Start

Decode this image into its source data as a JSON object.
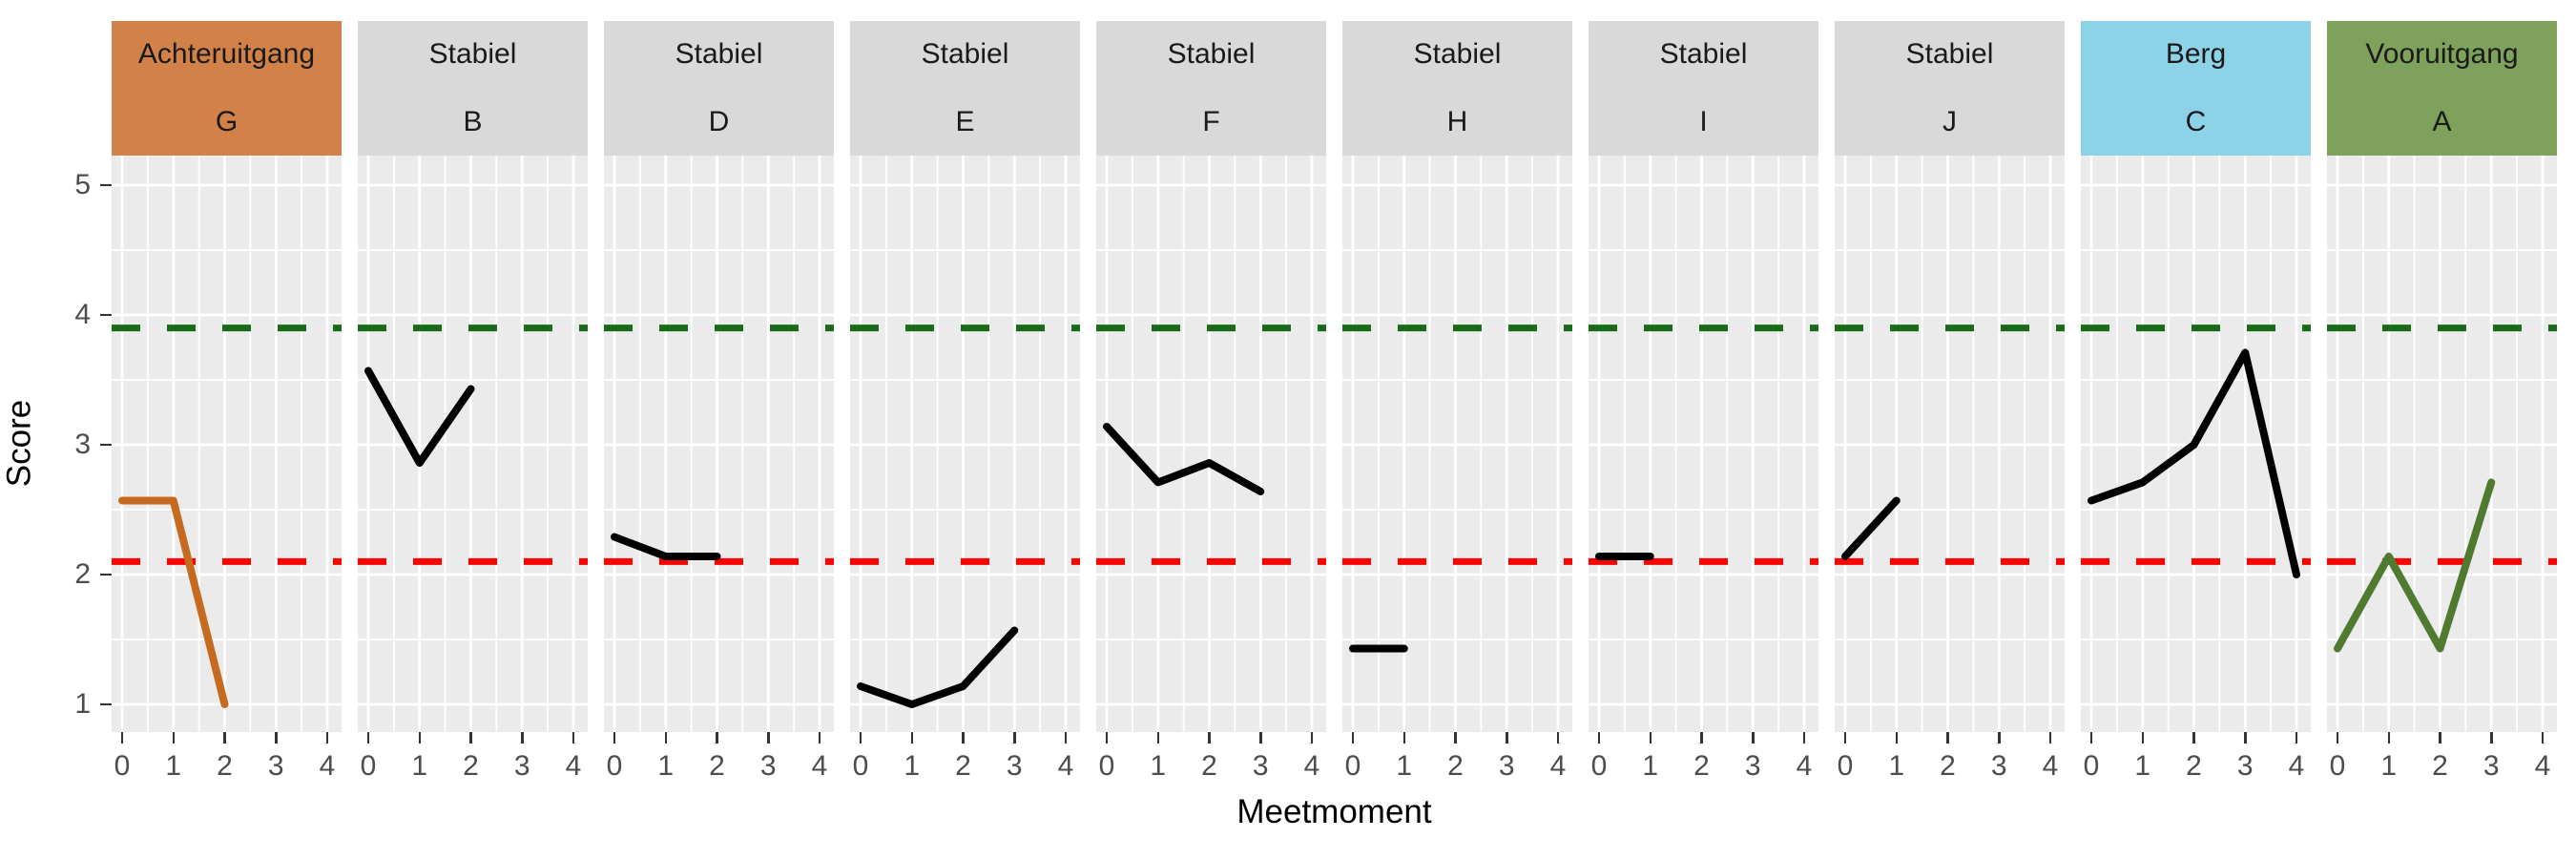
{
  "chart_data": {
    "type": "line",
    "title": "",
    "xlabel": "Meetmoment",
    "ylabel": "Score",
    "x_ticks": [
      "0",
      "1",
      "2",
      "3",
      "4"
    ],
    "y_ticks": [
      "5",
      "4",
      "3",
      "2",
      "1"
    ],
    "xlim": [
      0,
      4
    ],
    "ylim": [
      1,
      5
    ],
    "grid": true,
    "legend": "none",
    "panel_background": "#ebebeb",
    "grid_color": "#ffffff",
    "hlines": [
      {
        "y": 3.9,
        "color": "#186a18",
        "style": "dashed",
        "name": "upper-reference"
      },
      {
        "y": 2.1,
        "color": "#ff0000",
        "style": "dashed",
        "name": "lower-reference"
      }
    ],
    "facets": [
      {
        "group": "Achteruitgang",
        "letter": "G",
        "strip_color": "#d28149",
        "line_color": "#c66a1f",
        "x": [
          0,
          1,
          2
        ],
        "y": [
          2.57,
          2.57,
          1.0
        ]
      },
      {
        "group": "Stabiel",
        "letter": "B",
        "strip_color": "#d9d9d9",
        "line_color": "#000000",
        "x": [
          0,
          1,
          2
        ],
        "y": [
          3.57,
          2.86,
          3.43
        ]
      },
      {
        "group": "Stabiel",
        "letter": "D",
        "strip_color": "#d9d9d9",
        "line_color": "#000000",
        "x": [
          0,
          1,
          2
        ],
        "y": [
          2.29,
          2.14,
          2.14
        ]
      },
      {
        "group": "Stabiel",
        "letter": "E",
        "strip_color": "#d9d9d9",
        "line_color": "#000000",
        "x": [
          0,
          1,
          2,
          3
        ],
        "y": [
          1.14,
          1.0,
          1.14,
          1.57
        ]
      },
      {
        "group": "Stabiel",
        "letter": "F",
        "strip_color": "#d9d9d9",
        "line_color": "#000000",
        "x": [
          0,
          1,
          2,
          3
        ],
        "y": [
          3.14,
          2.71,
          2.86,
          2.64
        ]
      },
      {
        "group": "Stabiel",
        "letter": "H",
        "strip_color": "#d9d9d9",
        "line_color": "#000000",
        "x": [
          0,
          1
        ],
        "y": [
          1.43,
          1.43
        ]
      },
      {
        "group": "Stabiel",
        "letter": "I",
        "strip_color": "#d9d9d9",
        "line_color": "#000000",
        "x": [
          0,
          1
        ],
        "y": [
          2.14,
          2.14
        ]
      },
      {
        "group": "Stabiel",
        "letter": "J",
        "strip_color": "#d9d9d9",
        "line_color": "#000000",
        "x": [
          0,
          1
        ],
        "y": [
          2.14,
          2.57
        ]
      },
      {
        "group": "Berg",
        "letter": "C",
        "strip_color": "#8dd3e7",
        "line_color": "#000000",
        "x": [
          0,
          1,
          2,
          3,
          4
        ],
        "y": [
          2.57,
          2.71,
          3.0,
          3.71,
          2.0
        ]
      },
      {
        "group": "Vooruitgang",
        "letter": "A",
        "strip_color": "#7ea25b",
        "line_color": "#4e7b2f",
        "x": [
          0,
          1,
          2,
          3
        ],
        "y": [
          1.43,
          2.14,
          1.43,
          2.71
        ]
      }
    ]
  }
}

End

> [THE EXERCISE] Each entry above should be reproduced exactly, with the pictures removed.

> [TASK SOLUTION]
Decode this image into its source data as a JSON object.
{
  "chart_data": {
    "type": "line",
    "title": "",
    "xlabel": "Meetmoment",
    "ylabel": "Score",
    "x_ticks": [
      "0",
      "1",
      "2",
      "3",
      "4"
    ],
    "y_ticks": [
      "5",
      "4",
      "3",
      "2",
      "1"
    ],
    "xlim": [
      0,
      4
    ],
    "ylim": [
      1,
      5
    ],
    "grid": true,
    "legend": "none",
    "panel_background": "#ebebeb",
    "grid_color": "#ffffff",
    "hlines": [
      {
        "y": 3.9,
        "color": "#186a18",
        "style": "dashed",
        "name": "upper-reference"
      },
      {
        "y": 2.1,
        "color": "#ff0000",
        "style": "dashed",
        "name": "lower-reference"
      }
    ],
    "facets": [
      {
        "group": "Achteruitgang",
        "letter": "G",
        "strip_color": "#d28149",
        "line_color": "#c66a1f",
        "x": [
          0,
          1,
          2
        ],
        "y": [
          2.57,
          2.57,
          1.0
        ]
      },
      {
        "group": "Stabiel",
        "letter": "B",
        "strip_color": "#d9d9d9",
        "line_color": "#000000",
        "x": [
          0,
          1,
          2
        ],
        "y": [
          3.57,
          2.86,
          3.43
        ]
      },
      {
        "group": "Stabiel",
        "letter": "D",
        "strip_color": "#d9d9d9",
        "line_color": "#000000",
        "x": [
          0,
          1,
          2
        ],
        "y": [
          2.29,
          2.14,
          2.14
        ]
      },
      {
        "group": "Stabiel",
        "letter": "E",
        "strip_color": "#d9d9d9",
        "line_color": "#000000",
        "x": [
          0,
          1,
          2,
          3
        ],
        "y": [
          1.14,
          1.0,
          1.14,
          1.57
        ]
      },
      {
        "group": "Stabiel",
        "letter": "F",
        "strip_color": "#d9d9d9",
        "line_color": "#000000",
        "x": [
          0,
          1,
          2,
          3
        ],
        "y": [
          3.14,
          2.71,
          2.86,
          2.64
        ]
      },
      {
        "group": "Stabiel",
        "letter": "H",
        "strip_color": "#d9d9d9",
        "line_color": "#000000",
        "x": [
          0,
          1
        ],
        "y": [
          1.43,
          1.43
        ]
      },
      {
        "group": "Stabiel",
        "letter": "I",
        "strip_color": "#d9d9d9",
        "line_color": "#000000",
        "x": [
          0,
          1
        ],
        "y": [
          2.14,
          2.14
        ]
      },
      {
        "group": "Stabiel",
        "letter": "J",
        "strip_color": "#d9d9d9",
        "line_color": "#000000",
        "x": [
          0,
          1
        ],
        "y": [
          2.14,
          2.57
        ]
      },
      {
        "group": "Berg",
        "letter": "C",
        "strip_color": "#8dd3e7",
        "line_color": "#000000",
        "x": [
          0,
          1,
          2,
          3,
          4
        ],
        "y": [
          2.57,
          2.71,
          3.0,
          3.71,
          2.0
        ]
      },
      {
        "group": "Vooruitgang",
        "letter": "A",
        "strip_color": "#7ea25b",
        "line_color": "#4e7b2f",
        "x": [
          0,
          1,
          2,
          3
        ],
        "y": [
          1.43,
          2.14,
          1.43,
          2.71
        ]
      }
    ]
  }
}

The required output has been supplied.